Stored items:
-- start --

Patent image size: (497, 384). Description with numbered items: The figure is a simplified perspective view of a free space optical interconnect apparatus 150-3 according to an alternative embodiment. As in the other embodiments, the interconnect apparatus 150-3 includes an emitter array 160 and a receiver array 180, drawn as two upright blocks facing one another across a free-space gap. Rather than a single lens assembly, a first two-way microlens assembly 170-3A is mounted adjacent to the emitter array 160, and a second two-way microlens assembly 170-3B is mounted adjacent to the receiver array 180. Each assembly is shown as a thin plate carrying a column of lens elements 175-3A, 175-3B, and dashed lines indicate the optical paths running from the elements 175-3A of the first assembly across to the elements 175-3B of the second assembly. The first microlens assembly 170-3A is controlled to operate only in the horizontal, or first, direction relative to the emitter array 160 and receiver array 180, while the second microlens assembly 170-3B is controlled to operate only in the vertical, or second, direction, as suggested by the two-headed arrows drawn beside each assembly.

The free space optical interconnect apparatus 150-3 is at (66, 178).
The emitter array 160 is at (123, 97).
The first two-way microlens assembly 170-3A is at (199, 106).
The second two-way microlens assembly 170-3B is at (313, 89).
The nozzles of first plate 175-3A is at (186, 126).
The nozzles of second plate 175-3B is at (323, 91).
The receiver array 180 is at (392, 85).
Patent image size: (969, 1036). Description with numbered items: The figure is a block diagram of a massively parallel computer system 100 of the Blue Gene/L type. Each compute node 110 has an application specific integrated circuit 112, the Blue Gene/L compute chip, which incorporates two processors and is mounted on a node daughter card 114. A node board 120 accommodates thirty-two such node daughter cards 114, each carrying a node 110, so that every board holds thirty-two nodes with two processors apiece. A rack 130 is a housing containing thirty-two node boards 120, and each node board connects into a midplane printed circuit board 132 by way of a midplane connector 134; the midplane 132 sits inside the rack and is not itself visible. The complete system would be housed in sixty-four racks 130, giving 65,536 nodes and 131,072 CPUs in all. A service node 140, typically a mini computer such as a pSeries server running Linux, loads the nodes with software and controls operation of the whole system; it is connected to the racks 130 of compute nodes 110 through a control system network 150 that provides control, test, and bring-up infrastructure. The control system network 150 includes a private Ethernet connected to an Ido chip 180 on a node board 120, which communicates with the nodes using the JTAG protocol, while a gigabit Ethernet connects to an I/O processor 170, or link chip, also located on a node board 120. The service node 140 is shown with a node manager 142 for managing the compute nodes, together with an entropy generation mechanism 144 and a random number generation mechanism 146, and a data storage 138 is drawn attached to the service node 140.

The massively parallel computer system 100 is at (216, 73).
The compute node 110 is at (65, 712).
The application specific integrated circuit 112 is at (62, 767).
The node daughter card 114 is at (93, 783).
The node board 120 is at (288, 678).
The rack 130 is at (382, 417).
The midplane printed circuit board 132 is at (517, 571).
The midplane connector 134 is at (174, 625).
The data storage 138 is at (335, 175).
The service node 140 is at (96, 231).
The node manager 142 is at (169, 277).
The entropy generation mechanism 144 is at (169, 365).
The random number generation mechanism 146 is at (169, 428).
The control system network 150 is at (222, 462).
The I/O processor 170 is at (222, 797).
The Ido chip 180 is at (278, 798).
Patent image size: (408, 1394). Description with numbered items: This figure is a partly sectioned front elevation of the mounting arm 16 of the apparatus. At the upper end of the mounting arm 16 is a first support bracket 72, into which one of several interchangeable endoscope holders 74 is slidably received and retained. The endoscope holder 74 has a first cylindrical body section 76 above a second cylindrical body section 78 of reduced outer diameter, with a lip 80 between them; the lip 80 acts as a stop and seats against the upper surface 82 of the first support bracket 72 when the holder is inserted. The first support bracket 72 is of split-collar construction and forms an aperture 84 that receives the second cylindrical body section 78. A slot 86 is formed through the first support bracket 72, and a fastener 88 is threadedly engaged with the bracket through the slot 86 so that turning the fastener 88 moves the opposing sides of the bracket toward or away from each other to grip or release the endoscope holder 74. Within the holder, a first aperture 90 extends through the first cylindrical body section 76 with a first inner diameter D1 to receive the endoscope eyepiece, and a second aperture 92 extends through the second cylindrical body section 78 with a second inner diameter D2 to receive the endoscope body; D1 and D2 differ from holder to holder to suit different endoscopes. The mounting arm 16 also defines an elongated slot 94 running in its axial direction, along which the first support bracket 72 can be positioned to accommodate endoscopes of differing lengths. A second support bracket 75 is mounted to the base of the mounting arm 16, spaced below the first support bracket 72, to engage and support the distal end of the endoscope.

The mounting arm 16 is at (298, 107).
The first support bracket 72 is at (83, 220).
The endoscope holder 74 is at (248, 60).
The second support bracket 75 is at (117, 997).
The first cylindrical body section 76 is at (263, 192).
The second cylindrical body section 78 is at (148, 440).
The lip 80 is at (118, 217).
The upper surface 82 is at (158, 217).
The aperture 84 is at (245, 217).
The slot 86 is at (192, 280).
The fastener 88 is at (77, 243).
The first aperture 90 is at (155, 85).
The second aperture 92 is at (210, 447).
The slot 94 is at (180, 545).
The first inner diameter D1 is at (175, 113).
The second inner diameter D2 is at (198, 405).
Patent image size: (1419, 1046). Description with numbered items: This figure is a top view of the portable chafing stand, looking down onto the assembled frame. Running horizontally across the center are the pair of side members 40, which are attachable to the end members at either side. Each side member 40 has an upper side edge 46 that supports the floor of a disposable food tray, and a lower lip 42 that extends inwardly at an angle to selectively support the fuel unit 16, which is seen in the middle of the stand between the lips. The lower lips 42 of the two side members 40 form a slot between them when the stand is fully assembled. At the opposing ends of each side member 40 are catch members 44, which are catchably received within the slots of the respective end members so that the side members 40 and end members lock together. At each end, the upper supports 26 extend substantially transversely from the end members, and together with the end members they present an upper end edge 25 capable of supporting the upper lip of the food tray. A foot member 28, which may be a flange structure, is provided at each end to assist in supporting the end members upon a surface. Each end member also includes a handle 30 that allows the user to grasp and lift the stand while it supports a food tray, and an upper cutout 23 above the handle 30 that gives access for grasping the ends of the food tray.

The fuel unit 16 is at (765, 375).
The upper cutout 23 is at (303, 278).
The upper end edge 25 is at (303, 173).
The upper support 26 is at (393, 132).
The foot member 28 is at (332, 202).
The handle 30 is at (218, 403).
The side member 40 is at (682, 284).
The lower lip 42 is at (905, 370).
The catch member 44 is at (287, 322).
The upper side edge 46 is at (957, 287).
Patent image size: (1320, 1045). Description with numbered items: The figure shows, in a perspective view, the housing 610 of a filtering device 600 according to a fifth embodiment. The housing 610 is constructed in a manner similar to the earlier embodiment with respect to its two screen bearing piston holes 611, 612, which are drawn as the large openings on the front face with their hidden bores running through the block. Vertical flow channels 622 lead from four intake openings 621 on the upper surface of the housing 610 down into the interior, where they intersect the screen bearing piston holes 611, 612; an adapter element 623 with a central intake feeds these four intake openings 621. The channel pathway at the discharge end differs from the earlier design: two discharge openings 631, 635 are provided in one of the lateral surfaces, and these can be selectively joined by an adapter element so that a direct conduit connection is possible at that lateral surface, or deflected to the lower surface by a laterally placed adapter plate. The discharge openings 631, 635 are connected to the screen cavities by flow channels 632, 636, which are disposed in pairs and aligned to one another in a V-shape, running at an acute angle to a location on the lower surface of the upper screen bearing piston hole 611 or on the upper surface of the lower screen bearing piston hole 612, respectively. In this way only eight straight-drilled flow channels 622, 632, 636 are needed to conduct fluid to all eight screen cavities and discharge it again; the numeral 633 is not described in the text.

-- end --

SET TASK: Transcribe every one of the lines above word for word, leaving none out.

OUTPUT BELOW:
Patent image size: (497, 384). Description with numbered items: The figure is a simplified perspective view of a free space optical interconnect apparatus 150-3 according to an alternative embodiment. As in the other embodiments, the interconnect apparatus 150-3 includes an emitter array 160 and a receiver array 180, drawn as two upright blocks facing one another across a free-space gap. Rather than a single lens assembly, a first two-way microlens assembly 170-3A is mounted adjacent to the emitter array 160, and a second two-way microlens assembly 170-3B is mounted adjacent to the receiver array 180. Each assembly is shown as a thin plate carrying a column of lens elements 175-3A, 175-3B, and dashed lines indicate the optical paths running from the elements 175-3A of the first assembly across to the elements 175-3B of the second assembly. The first microlens assembly 170-3A is controlled to operate only in the horizontal, or first, direction relative to the emitter array 160 and receiver array 180, while the second microlens assembly 170-3B is controlled to operate only in the vertical, or second, direction, as suggested by the two-headed arrows drawn beside each assembly.

The free space optical interconnect apparatus 150-3 is at (66, 178).
The emitter array 160 is at (123, 97).
The first two-way microlens assembly 170-3A is at (199, 106).
The second two-way microlens assembly 170-3B is at (313, 89).
The nozzles of first plate 175-3A is at (186, 126).
The nozzles of second plate 175-3B is at (323, 91).
The receiver array 180 is at (392, 85).
Patent image size: (969, 1036). Description with numbered items: The figure is a block diagram of a massively parallel computer system 100 of the Blue Gene/L type. Each compute node 110 has an application specific integrated circuit 112, the Blue Gene/L compute chip, which incorporates two processors and is mounted on a node daughter card 114. A node board 120 accommodates thirty-two such node daughter cards 114, each carrying a node 110, so that every board holds thirty-two nodes with two processors apiece. A rack 130 is a housing containing thirty-two node boards 120, and each node board connects into a midplane printed circuit board 132 by way of a midplane connector 134; the midplane 132 sits inside the rack and is not itself visible. The complete system would be housed in sixty-four racks 130, giving 65,536 nodes and 131,072 CPUs in all. A service node 140, typically a mini computer such as a pSeries server running Linux, loads the nodes with software and controls operation of the whole system; it is connected to the racks 130 of compute nodes 110 through a control system network 150 that provides control, test, and bring-up infrastructure. The control system network 150 includes a private Ethernet connected to an Ido chip 180 on a node board 120, which communicates with the nodes using the JTAG protocol, while a gigabit Ethernet connects to an I/O processor 170, or link chip, also located on a node board 120. The service node 140 is shown with a node manager 142 for managing the compute nodes, together with an entropy generation mechanism 144 and a random number generation mechanism 146, and a data storage 138 is drawn attached to the service node 140.

The massively parallel computer system 100 is at (216, 73).
The compute node 110 is at (65, 712).
The application specific integrated circuit 112 is at (62, 767).
The node daughter card 114 is at (93, 783).
The node board 120 is at (288, 678).
The rack 130 is at (382, 417).
The midplane printed circuit board 132 is at (517, 571).
The midplane connector 134 is at (174, 625).
The data storage 138 is at (335, 175).
The service node 140 is at (96, 231).
The node manager 142 is at (169, 277).
The entropy generation mechanism 144 is at (169, 365).
The random number generation mechanism 146 is at (169, 428).
The control system network 150 is at (222, 462).
The I/O processor 170 is at (222, 797).
The Ido chip 180 is at (278, 798).
Patent image size: (408, 1394). Description with numbered items: This figure is a partly sectioned front elevation of the mounting arm 16 of the apparatus. At the upper end of the mounting arm 16 is a first support bracket 72, into which one of several interchangeable endoscope holders 74 is slidably received and retained. The endoscope holder 74 has a first cylindrical body section 76 above a second cylindrical body section 78 of reduced outer diameter, with a lip 80 between them; the lip 80 acts as a stop and seats against the upper surface 82 of the first support bracket 72 when the holder is inserted. The first support bracket 72 is of split-collar construction and forms an aperture 84 that receives the second cylindrical body section 78. A slot 86 is formed through the first support bracket 72, and a fastener 88 is threadedly engaged with the bracket through the slot 86 so that turning the fastener 88 moves the opposing sides of the bracket toward or away from each other to grip or release the endoscope holder 74. Within the holder, a first aperture 90 extends through the first cylindrical body section 76 with a first inner diameter D1 to receive the endoscope eyepiece, and a second aperture 92 extends through the second cylindrical body section 78 with a second inner diameter D2 to receive the endoscope body; D1 and D2 differ from holder to holder to suit different endoscopes. The mounting arm 16 also defines an elongated slot 94 running in its axial direction, along which the first support bracket 72 can be positioned to accommodate endoscopes of differing lengths. A second support bracket 75 is mounted to the base of the mounting arm 16, spaced below the first support bracket 72, to engage and support the distal end of the endoscope.

The mounting arm 16 is at (298, 107).
The first support bracket 72 is at (83, 220).
The endoscope holder 74 is at (248, 60).
The second support bracket 75 is at (117, 997).
The first cylindrical body section 76 is at (263, 192).
The second cylindrical body section 78 is at (148, 440).
The lip 80 is at (118, 217).
The upper surface 82 is at (158, 217).
The aperture 84 is at (245, 217).
The slot 86 is at (192, 280).
The fastener 88 is at (77, 243).
The first aperture 90 is at (155, 85).
The second aperture 92 is at (210, 447).
The slot 94 is at (180, 545).
The first inner diameter D1 is at (175, 113).
The second inner diameter D2 is at (198, 405).
Patent image size: (1419, 1046). Description with numbered items: This figure is a top view of the portable chafing stand, looking down onto the assembled frame. Running horizontally across the center are the pair of side members 40, which are attachable to the end members at either side. Each side member 40 has an upper side edge 46 that supports the floor of a disposable food tray, and a lower lip 42 that extends inwardly at an angle to selectively support the fuel unit 16, which is seen in the middle of the stand between the lips. The lower lips 42 of the two side members 40 form a slot between them when the stand is fully assembled. At the opposing ends of each side member 40 are catch members 44, which are catchably received within the slots of the respective end members so that the side members 40 and end members lock together. At each end, the upper supports 26 extend substantially transversely from the end members, and together with the end members they present an upper end edge 25 capable of supporting the upper lip of the food tray. A foot member 28, which may be a flange structure, is provided at each end to assist in supporting the end members upon a surface. Each end member also includes a handle 30 that allows the user to grasp and lift the stand while it supports a food tray, and an upper cutout 23 above the handle 30 that gives access for grasping the ends of the food tray.

The fuel unit 16 is at (765, 375).
The upper cutout 23 is at (303, 278).
The upper end edge 25 is at (303, 173).
The upper support 26 is at (393, 132).
The foot member 28 is at (332, 202).
The handle 30 is at (218, 403).
The side member 40 is at (682, 284).
The lower lip 42 is at (905, 370).
The catch member 44 is at (287, 322).
The upper side edge 46 is at (957, 287).
Patent image size: (1320, 1045). Description with numbered items: The figure shows, in a perspective view, the housing 610 of a filtering device 600 according to a fifth embodiment. The housing 610 is constructed in a manner similar to the earlier embodiment with respect to its two screen bearing piston holes 611, 612, which are drawn as the large openings on the front face with their hidden bores running through the block. Vertical flow channels 622 lead from four intake openings 621 on the upper surface of the housing 610 down into the interior, where they intersect the screen bearing piston holes 611, 612; an adapter element 623 with a central intake feeds these four intake openings 621. The channel pathway at the discharge end differs from the earlier design: two discharge openings 631, 635 are provided in one of the lateral surfaces, and these can be selectively joined by an adapter element so that a direct conduit connection is possible at that lateral surface, or deflected to the lower surface by a laterally placed adapter plate. The discharge openings 631, 635 are connected to the screen cavities by flow channels 632, 636, which are disposed in pairs and aligned to one another in a V-shape, running at an acute angle to a location on the lower surface of the upper screen bearing piston hole 611 or on the upper surface of the lower screen bearing piston hole 612, respectively. In this way only eight straight-drilled flow channels 622, 632, 636 are needed to conduct fluid to all eight screen cavities and discharge it again; the numeral 633 is not described in the text.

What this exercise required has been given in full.